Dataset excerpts
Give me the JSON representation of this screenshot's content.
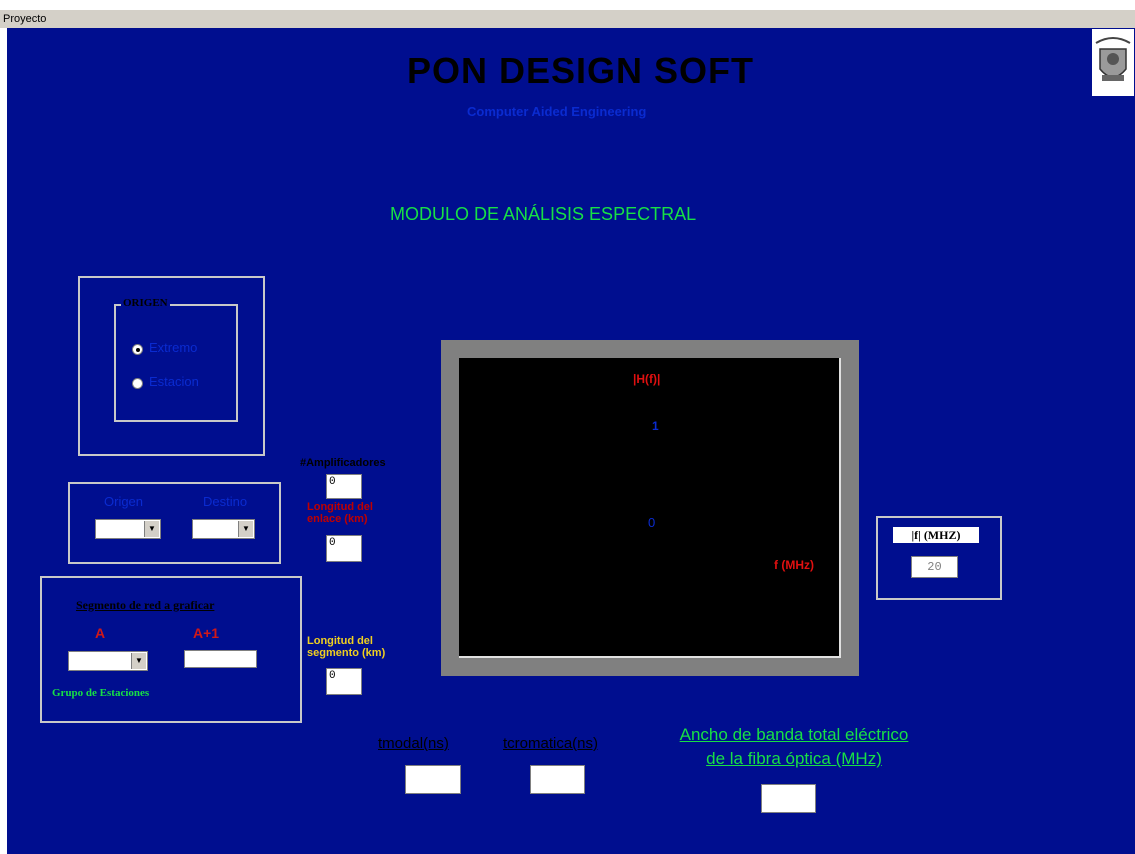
{
  "menu": {
    "proyecto": "Proyecto"
  },
  "header": {
    "title": "PON DESIGN SOFT",
    "subtitle": "Computer Aided Engineering",
    "module": "MODULO DE ANÁLISIS ESPECTRAL"
  },
  "origen": {
    "legend": "ORIGEN",
    "options": [
      "Extremo",
      "Estacion"
    ],
    "selected": "Extremo"
  },
  "od": {
    "origen_label": "Origen",
    "destino_label": "Destino",
    "origen_value": "",
    "destino_value": ""
  },
  "amplificadores": {
    "label": "#Amplificadores",
    "value": "0"
  },
  "longitud_enlace": {
    "label": "Longitud del enlace (km)",
    "value": "0"
  },
  "segmento": {
    "legend": "Segmento de red a graficar",
    "a_label": "A",
    "a1_label": "A+1",
    "a_value": "",
    "a1_value": "",
    "grupo_label": "Grupo de Estaciones"
  },
  "longitud_segmento": {
    "label": "Longitud del segmento (km)",
    "value": "0"
  },
  "chart": {
    "y_title": "|H(f)|",
    "tick_1": "1",
    "tick_0": "0",
    "x_title": "f (MHz)"
  },
  "freq": {
    "label": "|f| (MHZ)",
    "value": "20"
  },
  "bottom": {
    "tmodal_label": "tmodal(ns)",
    "tcromatica_label": "tcromatica(ns)",
    "bw_line1": "Ancho de banda total eléctrico",
    "bw_line2": "de la fibra óptica (MHz)",
    "tmodal_value": "",
    "tcromatica_value": "",
    "bw_value": ""
  },
  "colors": {
    "background": "#000e8f",
    "accent_green": "#17e045",
    "chart_bg": "#000000"
  }
}
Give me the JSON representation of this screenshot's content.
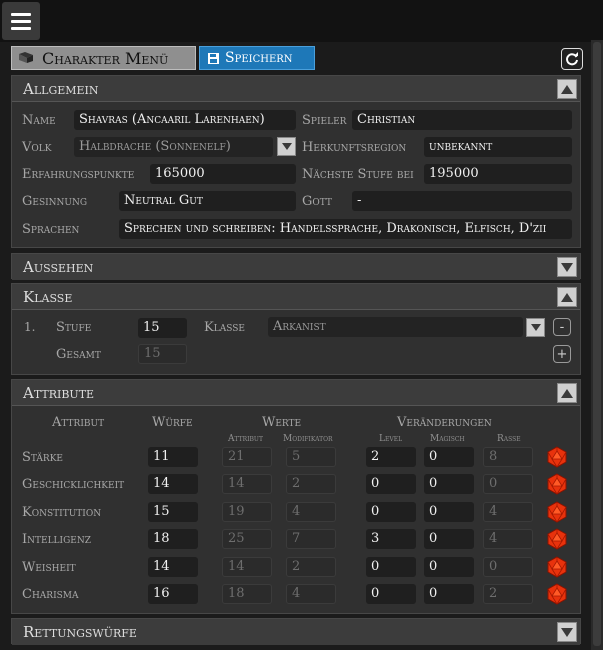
{
  "toolbar": {
    "menu_label": "Charakter Menü",
    "save_label": "Speichern",
    "menu_icon": "book-icon",
    "save_icon": "floppy-disk-icon",
    "refresh_icon": "refresh-icon"
  },
  "allgemein": {
    "title": "Allgemein",
    "name_label": "Name",
    "name_value": "Shavras (Ancaaril Larenhaen)",
    "spieler_label": "Spieler",
    "spieler_value": "Christian",
    "volk_label": "Volk",
    "volk_value": "Halbdrache (Sonnenelf)",
    "herkunft_label": "Herkunftsregion",
    "herkunft_value": "unbekannt",
    "ep_label": "Erfahrungspunkte",
    "ep_value": "165000",
    "next_label": "Nächste Stufe bei",
    "next_value": "195000",
    "gesinnung_label": "Gesinnung",
    "gesinnung_value": "Neutral Gut",
    "gott_label": "Gott",
    "gott_value": "-",
    "sprachen_label": "Sprachen",
    "sprachen_value": "Sprechen und schreiben: Handelssprache, Drakonisch, Elfisch, D'zii"
  },
  "aussehen": {
    "title": "Aussehen"
  },
  "klasse": {
    "title": "Klasse",
    "row_number": "1.",
    "stufe_label": "Stufe",
    "stufe_value": "15",
    "klasse_label": "Klasse",
    "klasse_value": "Arkanist",
    "gesamt_label": "Gesamt",
    "gesamt_value": "15",
    "remove_label": "-",
    "add_label": "+"
  },
  "attribute": {
    "title": "Attribute",
    "headers": {
      "attribut": "Attribut",
      "wuerfe": "Würfe",
      "werte": "Werte",
      "veraenderungen": "Veränderungen"
    },
    "subheaders": {
      "attribut": "Attribut",
      "modifikator": "Modifikator",
      "level": "Level",
      "magisch": "Magisch",
      "rasse": "Rasse"
    },
    "die_icon": "red-d20-die-icon",
    "rows": [
      {
        "name": "Stärke",
        "wuerfe": "11",
        "attribut": "21",
        "modifikator": "5",
        "level": "2",
        "magisch": "0",
        "rasse": "8"
      },
      {
        "name": "Geschicklichkeit",
        "wuerfe": "14",
        "attribut": "14",
        "modifikator": "2",
        "level": "0",
        "magisch": "0",
        "rasse": "0"
      },
      {
        "name": "Konstitution",
        "wuerfe": "15",
        "attribut": "19",
        "modifikator": "4",
        "level": "0",
        "magisch": "0",
        "rasse": "4"
      },
      {
        "name": "Intelligenz",
        "wuerfe": "18",
        "attribut": "25",
        "modifikator": "7",
        "level": "3",
        "magisch": "0",
        "rasse": "4"
      },
      {
        "name": "Weisheit",
        "wuerfe": "14",
        "attribut": "14",
        "modifikator": "2",
        "level": "0",
        "magisch": "0",
        "rasse": "0"
      },
      {
        "name": "Charisma",
        "wuerfe": "16",
        "attribut": "18",
        "modifikator": "4",
        "level": "0",
        "magisch": "0",
        "rasse": "2"
      }
    ]
  },
  "rettungswuerfe": {
    "title": "Rettungswürfe"
  }
}
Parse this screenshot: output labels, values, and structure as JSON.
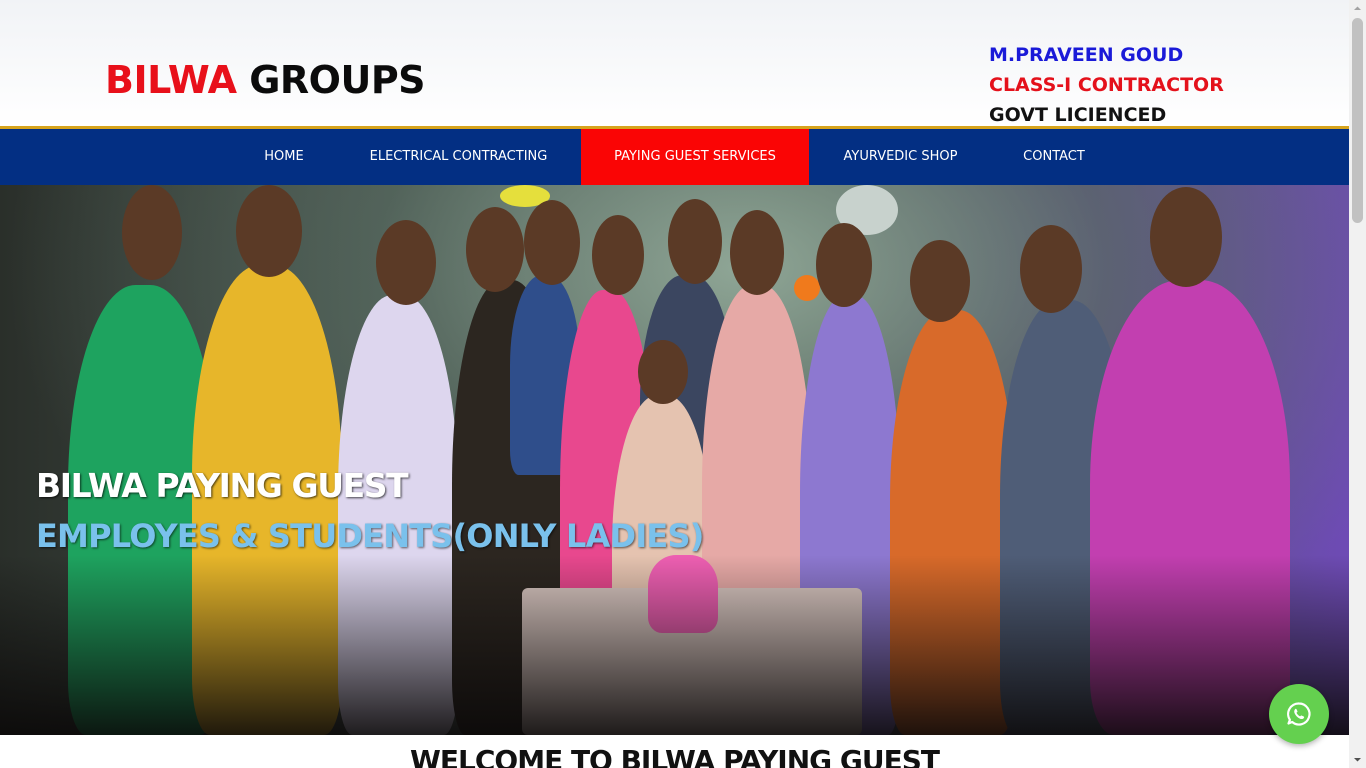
{
  "header": {
    "logo_part1": "BILWA",
    "logo_part2": "GROUPS",
    "owner_name": "M.PRAVEEN GOUD",
    "owner_title": "CLASS-I CONTRACTOR",
    "owner_license": "GOVT LICIENCED"
  },
  "nav": {
    "items": [
      {
        "label": "HOME"
      },
      {
        "label": "ELECTRICAL CONTRACTING"
      },
      {
        "label": "PAYING GUEST SERVICES"
      },
      {
        "label": "AYURVEDIC SHOP"
      },
      {
        "label": "CONTACT"
      }
    ],
    "active_index": 2
  },
  "hero": {
    "title": "BILWA PAYING GUEST",
    "subtitle": "EMPLOYES & STUDENTS(ONLY LADIES)"
  },
  "welcome": {
    "heading": "WELCOME TO BILWA PAYING GUEST"
  },
  "whatsapp": {
    "icon": "whatsapp-icon"
  },
  "colors": {
    "brand_red": "#e8101a",
    "nav_blue": "#032f83",
    "active_red": "#fa0505",
    "gold": "#d7a41d",
    "whatsapp_green": "#64d04f",
    "subtitle_blue": "#7ac1ec"
  }
}
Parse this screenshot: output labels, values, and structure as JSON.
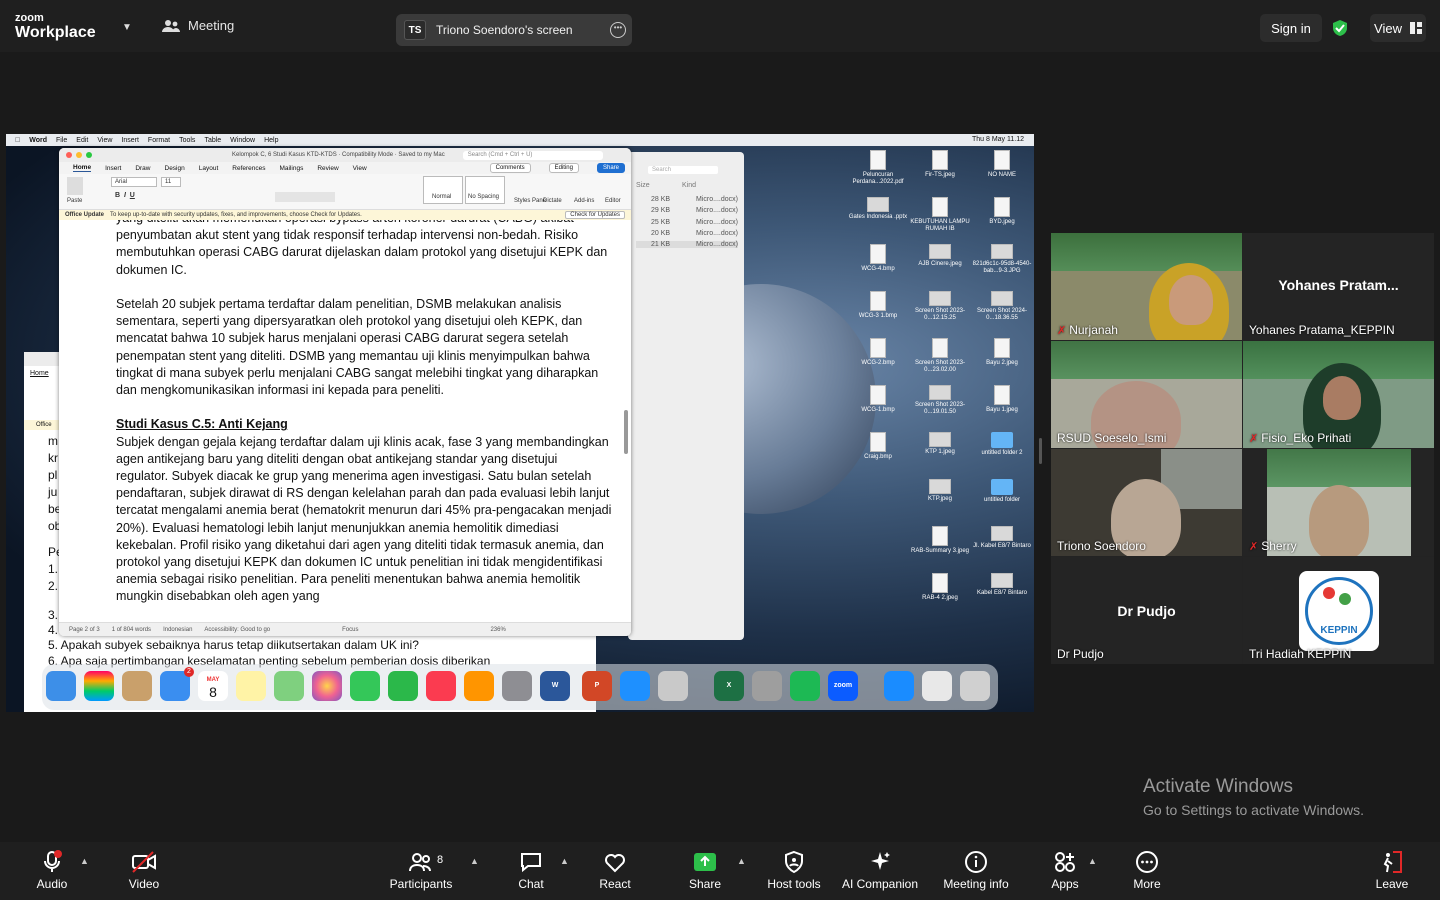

Short problem
Leave out the pictures and transcribe everything else exactly.

Answer to the exercise
Give me the JSON representation of this screenshot's content.
{
  "menu": {
    "proyecto": "Proyecto"
  },
  "header": {
    "title": "PON DESIGN SOFT",
    "subtitle": "Computer Aided Engineering",
    "module": "MODULO DE ANÁLISIS ESPECTRAL"
  },
  "origen": {
    "legend": "ORIGEN",
    "options": [
      "Extremo",
      "Estacion"
    ],
    "selected": "Extremo"
  },
  "od": {
    "origen_label": "Origen",
    "destino_label": "Destino",
    "origen_value": "",
    "destino_value": ""
  },
  "amplificadores": {
    "label": "#Amplificadores",
    "value": "0"
  },
  "longitud_enlace": {
    "label": "Longitud del enlace (km)",
    "value": "0"
  },
  "segmento": {
    "legend": "Segmento de red a graficar",
    "a_label": "A",
    "a1_label": "A+1",
    "a_value": "",
    "a1_value": "",
    "grupo_label": "Grupo de Estaciones"
  },
  "longitud_segmento": {
    "label": "Longitud del segmento (km)",
    "value": "0"
  },
  "chart": {
    "y_title": "|H(f)|",
    "tick_1": "1",
    "tick_0": "0",
    "x_title": "f (MHz)"
  },
  "freq": {
    "label": "|f| (MHZ)",
    "value": "20"
  },
  "bottom": {
    "tmodal_label": "tmodal(ns)",
    "tcromatica_label": "tcromatica(ns)",
    "bw_line1": "Ancho de banda total eléctrico",
    "bw_line2": "de la fibra óptica (MHz)",
    "tmodal_value": "",
    "tcromatica_value": "",
    "bw_value": ""
  },
  "colors": {
    "background": "#000e8f",
    "accent_green": "#17e045",
    "chart_bg": "#000000"
  }
}
Give me the JSON representation of this screenshot's content.
{
  "toolbar": {
    "menu_label": "Charakter Menü",
    "save_label": "Speichern",
    "menu_icon": "book-icon",
    "save_icon": "floppy-disk-icon",
    "refresh_icon": "refresh-icon"
  },
  "allgemein": {
    "title": "Allgemein",
    "name_label": "Name",
    "name_value": "Shavras (Ancaaril Larenhaen)",
    "spieler_label": "Spieler",
    "spieler_value": "Christian",
    "volk_label": "Volk",
    "volk_value": "Halbdrache (Sonnenelf)",
    "herkunft_label": "Herkunftsregion",
    "herkunft_value": "unbekannt",
    "ep_label": "Erfahrungspunkte",
    "ep_value": "165000",
    "next_label": "Nächste Stufe bei",
    "next_value": "195000",
    "gesinnung_label": "Gesinnung",
    "gesinnung_value": "Neutral Gut",
    "gott_label": "Gott",
    "gott_value": "-",
    "sprachen_label": "Sprachen",
    "sprachen_value": "Sprechen und schreiben: Handelssprache, Drakonisch, Elfisch, D'zii"
  },
  "aussehen": {
    "title": "Aussehen"
  },
  "klasse": {
    "title": "Klasse",
    "row_number": "1.",
    "stufe_label": "Stufe",
    "stufe_value": "15",
    "klasse_label": "Klasse",
    "klasse_value": "Arkanist",
    "gesamt_label": "Gesamt",
    "gesamt_value": "15",
    "remove_label": "-",
    "add_label": "+"
  },
  "attribute": {
    "title": "Attribute",
    "headers": {
      "attribut": "Attribut",
      "wuerfe": "Würfe",
      "werte": "Werte",
      "veraenderungen": "Veränderungen"
    },
    "subheaders": {
      "attribut": "Attribut",
      "modifikator": "Modifikator",
      "level": "Level",
      "magisch": "Magisch",
      "rasse": "Rasse"
    },
    "die_icon": "red-d20-die-icon",
    "rows": [
      {
        "name": "Stärke",
        "wuerfe": "11",
        "attribut": "21",
        "modifikator": "5",
        "level": "2",
        "magisch": "0",
        "rasse": "8"
      },
      {
        "name": "Geschicklichkeit",
        "wuerfe": "14",
        "attribut": "14",
        "modifikator": "2",
        "level": "0",
        "magisch": "0",
        "rasse": "0"
      },
      {
        "name": "Konstitution",
        "wuerfe": "15",
        "attribut": "19",
        "modifikator": "4",
        "level": "0",
        "magisch": "0",
        "rasse": "4"
      },
      {
        "name": "Intelligenz",
        "wuerfe": "18",
        "attribut": "25",
        "modifikator": "7",
        "level": "3",
        "magisch": "0",
        "rasse": "4"
      },
      {
        "name": "Weisheit",
        "wuerfe": "14",
        "attribut": "14",
        "modifikator": "2",
        "level": "0",
        "magisch": "0",
        "rasse": "0"
      },
      {
        "name": "Charisma",
        "wuerfe": "16",
        "attribut": "18",
        "modifikator": "4",
        "level": "0",
        "magisch": "0",
        "rasse": "2"
      }
    ]
  },
  "rettungswuerfe": {
    "title": "Rettungswürfe"
  }
}
Parse this screenshot: output labels, values, and structure as JSON.
{
  "header": {
    "logo_part1": "BILWA",
    "logo_part2": "GROUPS",
    "owner_name": "M.PRAVEEN GOUD",
    "owner_title": "CLASS-I CONTRACTOR",
    "owner_license": "GOVT LICIENCED"
  },
  "nav": {
    "items": [
      {
        "label": "HOME"
      },
      {
        "label": "ELECTRICAL CONTRACTING"
      },
      {
        "label": "PAYING GUEST SERVICES"
      },
      {
        "label": "AYURVEDIC SHOP"
      },
      {
        "label": "CONTACT"
      }
    ],
    "active_index": 2
  },
  "hero": {
    "title": "BILWA PAYING GUEST",
    "subtitle": "EMPLOYES & STUDENTS(ONLY LADIES)"
  },
  "welcome": {
    "heading": "WELCOME TO BILWA PAYING GUEST"
  },
  "whatsapp": {
    "icon": "whatsapp-icon"
  },
  "colors": {
    "brand_red": "#e8101a",
    "nav_blue": "#032f83",
    "active_red": "#fa0505",
    "gold": "#d7a41d",
    "whatsapp_green": "#64d04f",
    "subtitle_blue": "#7ac1ec"
  }
}
Parse this screenshot: output labels, values, and structure as JSON.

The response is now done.